**Exercise objective:**
Convert every line of the listing below into a Markdown table with two columns, No. and Entry, skipping any blank lines.

[Layout records]

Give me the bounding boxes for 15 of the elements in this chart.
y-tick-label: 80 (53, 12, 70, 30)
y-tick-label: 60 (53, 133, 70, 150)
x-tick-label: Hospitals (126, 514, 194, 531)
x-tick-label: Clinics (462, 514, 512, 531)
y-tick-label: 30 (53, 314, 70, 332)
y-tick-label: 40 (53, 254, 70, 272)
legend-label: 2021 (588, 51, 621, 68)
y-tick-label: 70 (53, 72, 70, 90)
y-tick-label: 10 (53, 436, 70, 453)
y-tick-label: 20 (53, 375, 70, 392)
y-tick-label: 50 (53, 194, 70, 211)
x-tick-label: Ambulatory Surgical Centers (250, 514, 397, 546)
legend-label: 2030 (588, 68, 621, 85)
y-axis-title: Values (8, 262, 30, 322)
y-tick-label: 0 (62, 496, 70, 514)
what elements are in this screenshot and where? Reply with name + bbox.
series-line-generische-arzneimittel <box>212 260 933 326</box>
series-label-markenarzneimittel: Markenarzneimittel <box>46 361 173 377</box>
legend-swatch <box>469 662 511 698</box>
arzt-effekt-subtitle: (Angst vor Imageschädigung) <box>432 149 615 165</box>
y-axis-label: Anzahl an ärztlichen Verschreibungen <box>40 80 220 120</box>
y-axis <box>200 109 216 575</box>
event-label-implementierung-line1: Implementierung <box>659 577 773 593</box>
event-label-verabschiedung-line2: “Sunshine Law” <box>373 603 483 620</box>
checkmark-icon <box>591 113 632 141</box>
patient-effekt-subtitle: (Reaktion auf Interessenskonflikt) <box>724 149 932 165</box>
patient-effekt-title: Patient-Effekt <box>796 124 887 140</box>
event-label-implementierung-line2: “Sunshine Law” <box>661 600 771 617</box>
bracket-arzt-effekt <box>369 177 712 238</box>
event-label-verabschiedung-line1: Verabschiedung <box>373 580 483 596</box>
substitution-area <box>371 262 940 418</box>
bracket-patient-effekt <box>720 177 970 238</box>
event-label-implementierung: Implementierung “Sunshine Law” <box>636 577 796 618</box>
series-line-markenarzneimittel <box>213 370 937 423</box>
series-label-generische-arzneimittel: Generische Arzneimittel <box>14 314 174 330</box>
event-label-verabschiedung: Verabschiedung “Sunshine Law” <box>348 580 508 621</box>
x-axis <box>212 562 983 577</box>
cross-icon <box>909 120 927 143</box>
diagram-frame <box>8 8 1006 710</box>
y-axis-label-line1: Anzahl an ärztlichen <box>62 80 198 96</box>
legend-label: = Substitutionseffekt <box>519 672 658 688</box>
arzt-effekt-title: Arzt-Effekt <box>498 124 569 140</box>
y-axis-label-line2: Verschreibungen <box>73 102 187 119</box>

**Exercise result:**
| No. | Entry |
|---|---|
| 1 | Give me the bounding boxes for 15 of the elements in this chart. |
| 2 | y-tick-label: 80 (53, 12, 70, 30) |
| 3 | y-tick-label: 60 (53, 133, 70, 150) |
| 4 | x-tick-label: Hospitals (126, 514, 194, 531) |
| 5 | x-tick-label: Clinics (462, 514, 512, 531) |
| 6 | y-tick-label: 30 (53, 314, 70, 332) |
| 7 | y-tick-label: 40 (53, 254, 70, 272) |
| 8 | legend-label: 2021 (588, 51, 621, 68) |
| 9 | y-tick-label: 70 (53, 72, 70, 90) |
| 10 | y-tick-label: 10 (53, 436, 70, 453) |
| 11 | y-tick-label: 20 (53, 375, 70, 392) |
| 12 | y-tick-label: 50 (53, 194, 70, 211) |
| 13 | x-tick-label: Ambulatory Surgical Centers (250, 514, 397, 546) |
| 14 | legend-label: 2030 (588, 68, 621, 85) |
| 15 | y-axis-title: Values (8, 262, 30, 322) |
| 16 | y-tick-label: 0 (62, 496, 70, 514) |
| 17 | what elements are in this screenshot and where? Reply with name + bbox. |
| 18 | series-line-generische-arzneimittel <box>212 260 933 326</box> |
| 19 | series-label-markenarzneimittel: Markenarzneimittel <box>46 361 173 377</box> |
| 20 | legend-swatch <box>469 662 511 698</box> |
| 21 | arzt-effekt-subtitle: (Angst vor Imageschädigung) <box>432 149 615 165</box> |
| 22 | y-axis-label: Anzahl an ärztlichen Verschreibungen <box>40 80 220 120</box> |
| 23 | y-axis <box>200 109 216 575</box> |
| 24 | event-label-implementierung-line1: Implementierung <box>659 577 773 593</box> |
| 25 | event-label-verabschiedung-line2: “Sunshine Law” <box>373 603 483 620</box> |
| 26 | checkmark-icon <box>591 113 632 141</box> |
| 27 | patient-effekt-subtitle: (Reaktion auf Interessenskonflikt) <box>724 149 932 165</box> |
| 28 | patient-effekt-title: Patient-Effekt <box>796 124 887 140</box> |
| 29 | event-label-implementierung-line2: “Sunshine Law” <box>661 600 771 617</box> |
| 30 | bracket-arzt-effekt <box>369 177 712 238</box> |
| 31 | event-label-verabschiedung-line1: Verabschiedung <box>373 580 483 596</box> |
| 32 | substitution-area <box>371 262 940 418</box> |
| 33 | bracket-patient-effekt <box>720 177 970 238</box> |
| 34 | event-label-implementierung: Implementierung “Sunshine Law” <box>636 577 796 618</box> |
| 35 | series-line-markenarzneimittel <box>213 370 937 423</box> |
| 36 | series-label-generische-arzneimittel: Generische Arzneimittel <box>14 314 174 330</box> |
| 37 | event-label-verabschiedung: Verabschiedung “Sunshine Law” <box>348 580 508 621</box> |
| 38 | x-axis <box>212 562 983 577</box> |
| 39 | cross-icon <box>909 120 927 143</box> |
| 40 | diagram-frame <box>8 8 1006 710</box> |
| 41 | y-axis-label-line1: Anzahl an ärztlichen <box>62 80 198 96</box> |
| 42 | legend-label: = Substitutionseffekt <box>519 672 658 688</box> |
| 43 | arzt-effekt-title: Arzt-Effekt <box>498 124 569 140</box> |
| 44 | y-axis-label-line2: Verschreibungen <box>73 102 187 119</box> |